**Instruction**
Skip the pictures. Copy all the rest of the records down exactly.

**Listing**
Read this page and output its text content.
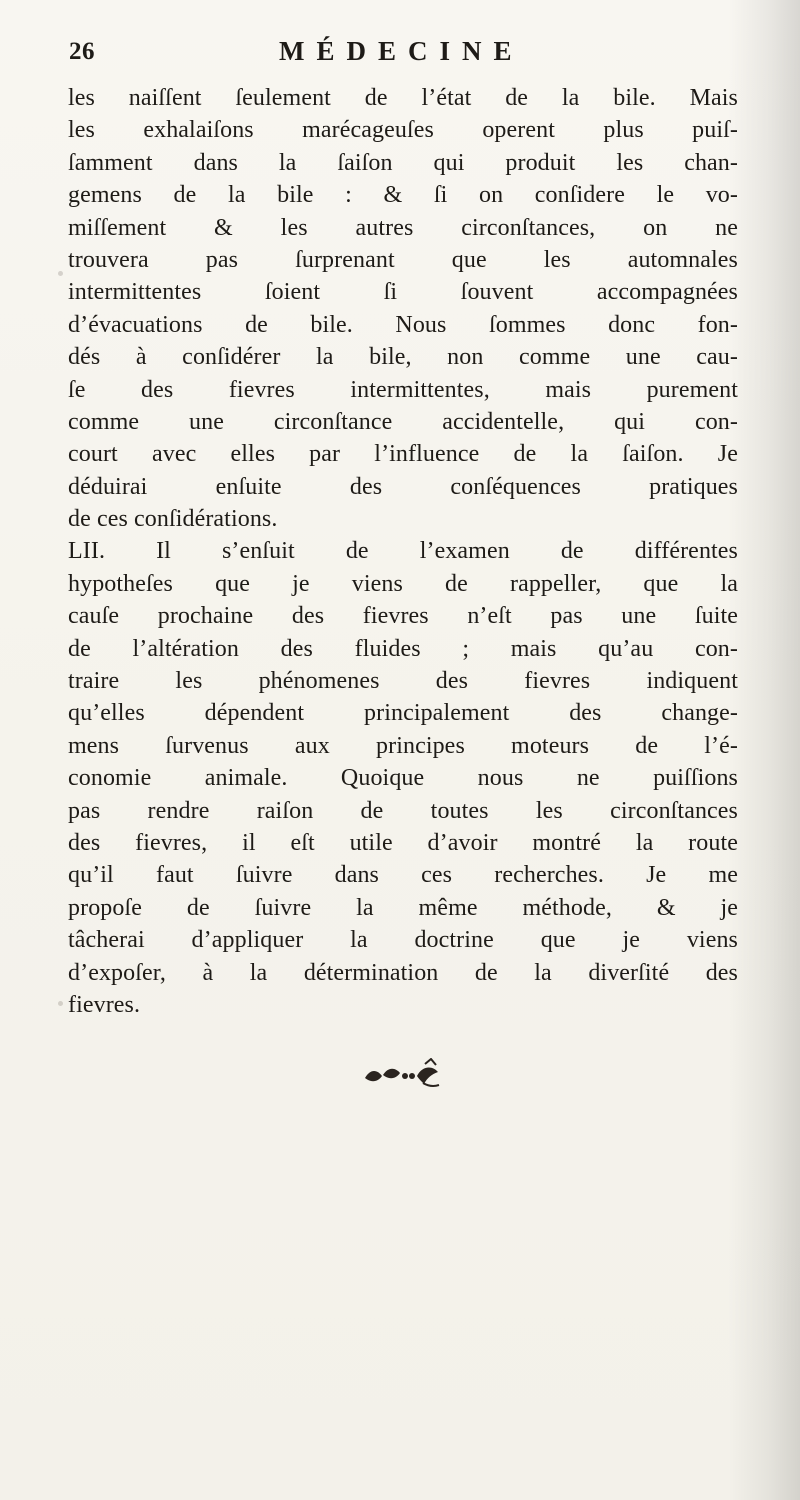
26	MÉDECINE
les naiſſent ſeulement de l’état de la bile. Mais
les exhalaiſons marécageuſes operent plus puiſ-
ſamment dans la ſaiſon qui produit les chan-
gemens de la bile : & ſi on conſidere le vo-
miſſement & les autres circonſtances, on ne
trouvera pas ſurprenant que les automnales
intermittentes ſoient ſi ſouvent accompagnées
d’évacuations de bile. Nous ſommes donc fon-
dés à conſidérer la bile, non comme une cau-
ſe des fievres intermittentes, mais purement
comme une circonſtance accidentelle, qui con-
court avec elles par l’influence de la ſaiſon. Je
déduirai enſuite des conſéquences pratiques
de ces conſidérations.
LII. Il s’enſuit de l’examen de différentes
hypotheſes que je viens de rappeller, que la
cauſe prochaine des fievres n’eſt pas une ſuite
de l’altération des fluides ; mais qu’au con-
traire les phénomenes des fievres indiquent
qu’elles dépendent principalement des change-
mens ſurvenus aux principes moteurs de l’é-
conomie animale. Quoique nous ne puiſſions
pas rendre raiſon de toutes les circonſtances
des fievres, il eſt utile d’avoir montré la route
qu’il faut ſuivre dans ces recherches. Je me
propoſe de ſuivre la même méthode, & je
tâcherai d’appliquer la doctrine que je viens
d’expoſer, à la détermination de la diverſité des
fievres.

**Full solution**
Read this page and output its text content.
26	MÉDECINE
les naiſſent ſeulement de l’état de la bile. Mais
les exhalaiſons marécageuſes operent plus puiſ-
ſamment dans la ſaiſon qui produit les chan-
gemens de la bile : & ſi on conſidere le vo-
miſſement & les autres circonſtances, on ne
trouvera pas ſurprenant que les automnales
intermittentes ſoient ſi ſouvent accompagnées
d’évacuations de bile. Nous ſommes donc fon-
dés à conſidérer la bile, non comme une cau-
ſe des fievres intermittentes, mais purement
comme une circonſtance accidentelle, qui con-
court avec elles par l’influence de la ſaiſon. Je
déduirai enſuite des conſéquences pratiques
de ces conſidérations.
LII. Il s’enſuit de l’examen de différentes
hypotheſes que je viens de rappeller, que la
cauſe prochaine des fievres n’eſt pas une ſuite
de l’altération des fluides ; mais qu’au con-
traire les phénomenes des fievres indiquent
qu’elles dépendent principalement des change-
mens ſurvenus aux principes moteurs de l’é-
conomie animale. Quoique nous ne puiſſions
pas rendre raiſon de toutes les circonſtances
des fievres, il eſt utile d’avoir montré la route
qu’il faut ſuivre dans ces recherches. Je me
propoſe de ſuivre la même méthode, & je
tâcherai d’appliquer la doctrine que je viens
d’expoſer, à la détermination de la diverſité des
fievres.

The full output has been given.